- _Directions for this task_
Go through the data and copy every line exactly, but not the images.

- _Data rows_
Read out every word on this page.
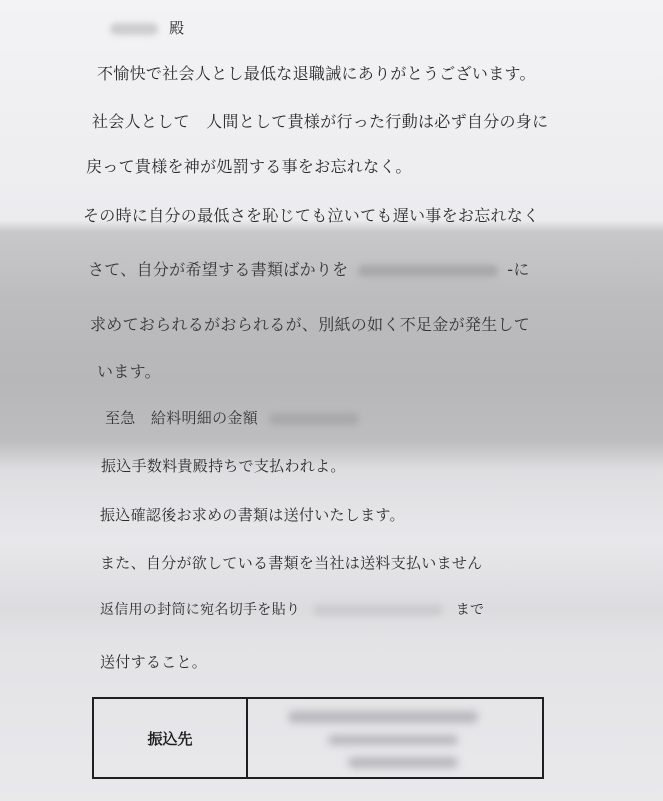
殿
不愉快で社会人とし最低な退職誡にありがとうございます。
社会人として　人間として貴様が行った行動は必ず自分の身に
戻って貴様を神が処罰する事をお忘れなく。
その時に自分の最低さを恥じても泣いても遅い事をお忘れなく
さて、自分が希望する書類ばかりを	-に
求めておられるがおられるが、別紙の如く不足金が発生して
います。
至急　給料明細の金額
振込手数料貴殿持ちで支払われよ。
振込確認後お求めの書類は送付いたします。
また、自分が欲している書類を当社は送料支払いません
返信用の封筒に宛名切手を貼り	まで
送付すること。
振込先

- _Response_
Read out every word on this page.
殿
不愉快で社会人とし最低な退職誡にありがとうございます。
社会人として　人間として貴様が行った行動は必ず自分の身に
戻って貴様を神が処罰する事をお忘れなく。
その時に自分の最低さを恥じても泣いても遅い事をお忘れなく
さて、自分が希望する書類ばかりを	-に
求めておられるがおられるが、別紙の如く不足金が発生して
います。
至急　給料明細の金額
振込手数料貴殿持ちで支払われよ。
振込確認後お求めの書類は送付いたします。
また、自分が欲している書類を当社は送料支払いません
返信用の封筒に宛名切手を貼り	まで
送付すること。
振込先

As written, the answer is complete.